Data entries
--- start ---

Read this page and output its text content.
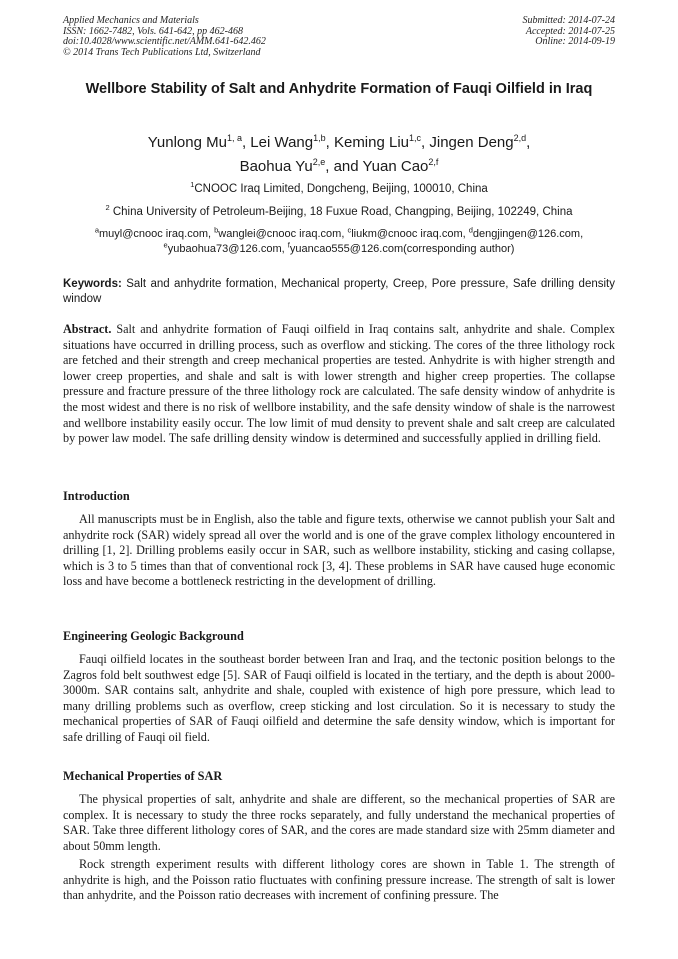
Applied Mechanics and Materials
ISSN: 1662-7482, Vols. 641-642, pp 462-468
doi:10.4028/www.scientific.net/AMM.641-642.462
© 2014 Trans Tech Publications Ltd, Switzerland
Submitted: 2014-07-24
Accepted: 2014-07-25
Online: 2014-09-19
Wellbore Stability of Salt and Anhydrite Formation of Fauqi Oilfield in Iraq
Yunlong Mu$^{1, a}$, Lei Wang$^{1,b}$, Keming Liu$^{1,c}$, Jingen Deng$^{2,d}$,
Baohua Yu$^{2,e}$, and Yuan Cao$^{2,f}$
$^1$CNOOC Iraq Limited, Dongcheng, Beijing, 100010, China
$^2$ China University of Petroleum-Beijing, 18 Fuxue Road, Changping, Beijing, 102249, China
$^a$muyl@cnooc iraq.com, $^b$wanglei@cnooc iraq.com, $^c$liukm@cnooc iraq.com, $^d$dengjingen@126.com,
$^e$yubaohua73@126.com, $^f$yuancao555@126.com(corresponding author)
Keywords: Salt and anhydrite formation, Mechanical property, Creep, Pore pressure, Safe drilling density window
Abstract. Salt and anhydrite formation of Fauqi oilfield in Iraq contains salt, anhydrite and shale. Complex situations have occurred in drilling process, such as overflow and sticking. The cores of the three lithology rock are fetched and their strength and creep mechanical properties are tested. Anhydrite is with higher strength and lower creep properties, and shale and salt is with lower strength and higher creep properties. The collapse pressure and fracture pressure of the three lithology rock are calculated. The safe density window of anhydrite is the most widest and there is no risk of wellbore instability, and the safe density window of shale is the narrowest and wellbore instability easily occur. The low limit of mud density to prevent shale and salt creep are calculated by power law model. The safe drilling density window is determined and successfully applied in drilling field.
Introduction
All manuscripts must be in English, also the table and figure texts, otherwise we cannot publish your Salt and anhydrite rock (SAR) widely spread all over the world and is one of the grave complex lithology encountered in drilling [1, 2]. Drilling problems easily occur in SAR, such as wellbore instability, sticking and casing collapse, which is 3 to 5 times than that of conventional rock [3, 4]. These problems in SAR have caused huge economic loss and have become a bottleneck restricting in the development of drilling.
Engineering Geologic Background
Fauqi oilfield locates in the southeast border between Iran and Iraq, and the tectonic position belongs to the Zagros fold belt southwest edge [5]. SAR of Fauqi oilfield is located in the tertiary, and the depth is about 2000-3000m. SAR contains salt, anhydrite and shale, coupled with existence of high pore pressure, which lead to many drilling problems such as overflow, creep sticking and lost circulation. So it is necessary to study the mechanical properties of SAR of Fauqi oilfield and determine the safe density window, which is important for safe drilling of Fauqi oil field.
Mechanical Properties of SAR
The physical properties of salt, anhydrite and shale are different, so the mechanical properties of SAR are complex. It is necessary to study the three rocks separately, and fully understand the mechanical properties of SAR. Take three different lithology cores of SAR, and the cores are made standard size with 25mm diameter and about 50mm length.
Rock strength experiment results with different lithology cores are shown in Table 1. The strength of anhydrite is high, and the Poisson ratio fluctuates with confining pressure increase. The strength of salt is lower than anhydrite, and the Poisson ratio decreases with increment of confining pressure. The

--- end ---

• _Problem requirements_
Print all of the entries word for word. Omit the pictures they contain.

• _Task result_
Read this page and output its text content.
Applied Mechanics and Materials
ISSN: 1662-7482, Vols. 641-642, pp 462-468
doi:10.4028/www.scientific.net/AMM.641-642.462
© 2014 Trans Tech Publications Ltd, Switzerland
Submitted: 2014-07-24
Accepted: 2014-07-25
Online: 2014-09-19
Wellbore Stability of Salt and Anhydrite Formation of Fauqi Oilfield in Iraq
Yunlong Mu$^{1, a}$, Lei Wang$^{1,b}$, Keming Liu$^{1,c}$, Jingen Deng$^{2,d}$,
Baohua Yu$^{2,e}$, and Yuan Cao$^{2,f}$
$^1$CNOOC Iraq Limited, Dongcheng, Beijing, 100010, China
$^2$ China University of Petroleum-Beijing, 18 Fuxue Road, Changping, Beijing, 102249, China
$^a$muyl@cnooc iraq.com, $^b$wanglei@cnooc iraq.com, $^c$liukm@cnooc iraq.com, $^d$dengjingen@126.com,
$^e$yubaohua73@126.com, $^f$yuancao555@126.com(corresponding author)
Keywords: Salt and anhydrite formation, Mechanical property, Creep, Pore pressure, Safe drilling density window
Abstract. Salt and anhydrite formation of Fauqi oilfield in Iraq contains salt, anhydrite and shale. Complex situations have occurred in drilling process, such as overflow and sticking. The cores of the three lithology rock are fetched and their strength and creep mechanical properties are tested. Anhydrite is with higher strength and lower creep properties, and shale and salt is with lower strength and higher creep properties. The collapse pressure and fracture pressure of the three lithology rock are calculated. The safe density window of anhydrite is the most widest and there is no risk of wellbore instability, and the safe density window of shale is the narrowest and wellbore instability easily occur. The low limit of mud density to prevent shale and salt creep are calculated by power law model. The safe drilling density window is determined and successfully applied in drilling field.
Introduction
All manuscripts must be in English, also the table and figure texts, otherwise we cannot publish your Salt and anhydrite rock (SAR) widely spread all over the world and is one of the grave complex lithology encountered in drilling [1, 2]. Drilling problems easily occur in SAR, such as wellbore instability, sticking and casing collapse, which is 3 to 5 times than that of conventional rock [3, 4]. These problems in SAR have caused huge economic loss and have become a bottleneck restricting in the development of drilling.
Engineering Geologic Background
Fauqi oilfield locates in the southeast border between Iran and Iraq, and the tectonic position belongs to the Zagros fold belt southwest edge [5]. SAR of Fauqi oilfield is located in the tertiary, and the depth is about 2000-3000m. SAR contains salt, anhydrite and shale, coupled with existence of high pore pressure, which lead to many drilling problems such as overflow, creep sticking and lost circulation. So it is necessary to study the mechanical properties of SAR of Fauqi oilfield and determine the safe density window, which is important for safe drilling of Fauqi oil field.
Mechanical Properties of SAR
The physical properties of salt, anhydrite and shale are different, so the mechanical properties of SAR are complex. It is necessary to study the three rocks separately, and fully understand the mechanical properties of SAR. Take three different lithology cores of SAR, and the cores are made standard size with 25mm diameter and about 50mm length.
Rock strength experiment results with different lithology cores are shown in Table 1. The strength of anhydrite is high, and the Poisson ratio fluctuates with confining pressure increase. The strength of salt is lower than anhydrite, and the Poisson ratio decreases with increment of confining pressure. The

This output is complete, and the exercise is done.